[Collection entries]
▼
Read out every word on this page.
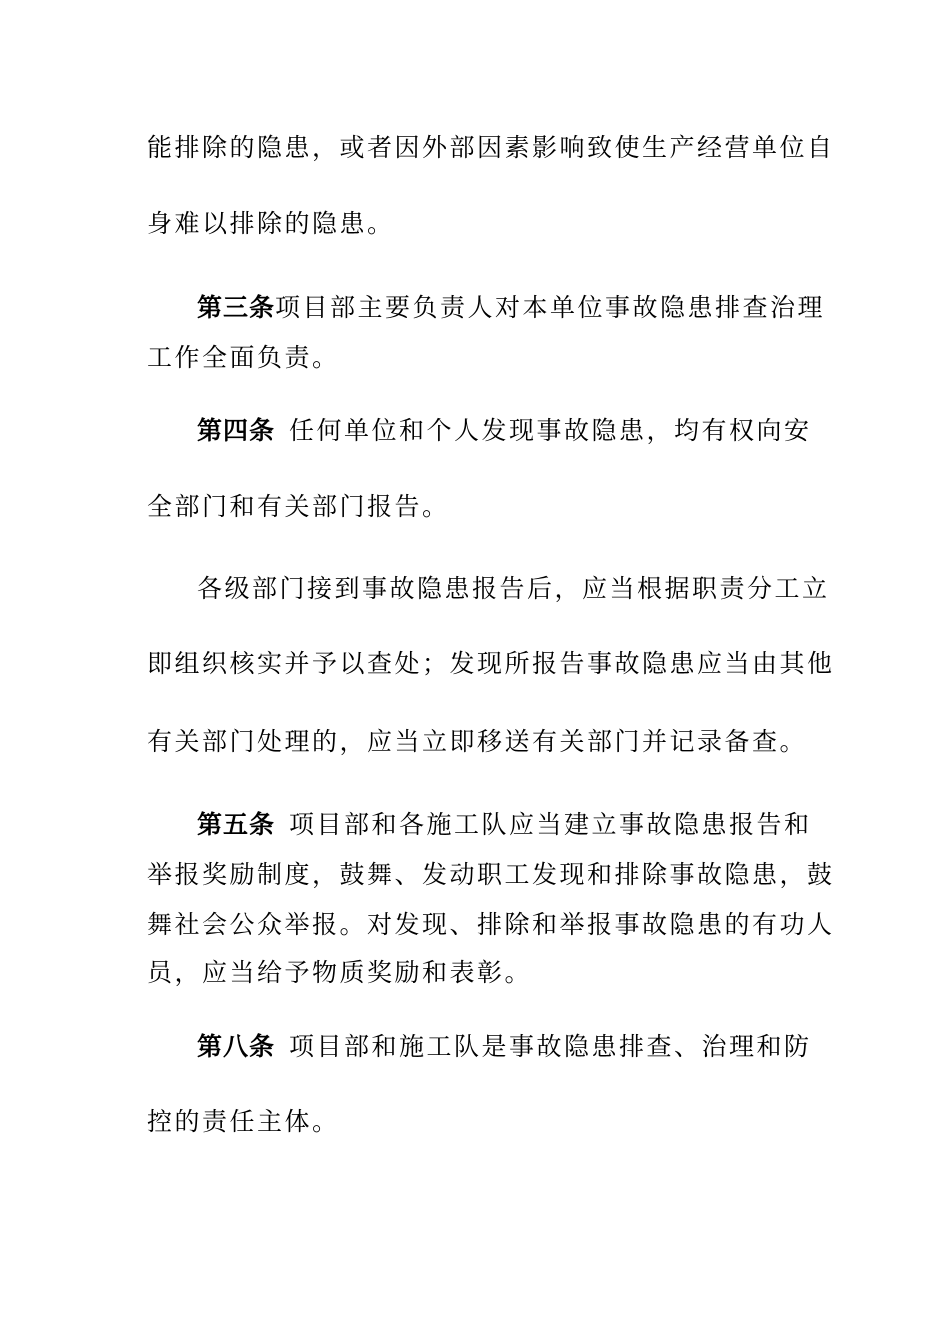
能排除的隐患，或者因外部因素影响致使生产经营单位自
身难以排除的隐患。
第三条项目部主要负责人对本单位事故隐患排查治理
工作全面负责。
第四条 任何单位和个人发现事故隐患，均有权向安
全部门和有关部门报告。
各级部门接到事故隐患报告后，应当根据职责分工立
即组织核实并予以查处；发现所报告事故隐患应当由其他
有关部门处理的，应当立即移送有关部门并记录备查。
第五条 项目部和各施工队应当建立事故隐患报告和
举报奖励制度，鼓舞、发动职工发现和排除事故隐患，鼓
舞社会公众举报。对发现、排除和举报事故隐患的有功人
员，应当给予物质奖励和表彰。
第八条 项目部和施工队是事故隐患排查、治理和防
控的责任主体。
▲
▸ **REQUIRED WORK**:
Each entry above should be reproduced exactly, with the pictures removed.

▸ **THE SOLUTION**:
Read out every word on this page.
能排除的隐患，或者因外部因素影响致使生产经营单位自
身难以排除的隐患。
第三条项目部主要负责人对本单位事故隐患排查治理
工作全面负责。
第四条 任何单位和个人发现事故隐患，均有权向安
全部门和有关部门报告。
各级部门接到事故隐患报告后，应当根据职责分工立
即组织核实并予以查处；发现所报告事故隐患应当由其他
有关部门处理的，应当立即移送有关部门并记录备查。
第五条 项目部和各施工队应当建立事故隐患报告和
举报奖励制度，鼓舞、发动职工发现和排除事故隐患，鼓
舞社会公众举报。对发现、排除和举报事故隐患的有功人
员，应当给予物质奖励和表彰。
第八条 项目部和施工队是事故隐患排查、治理和防
控的责任主体。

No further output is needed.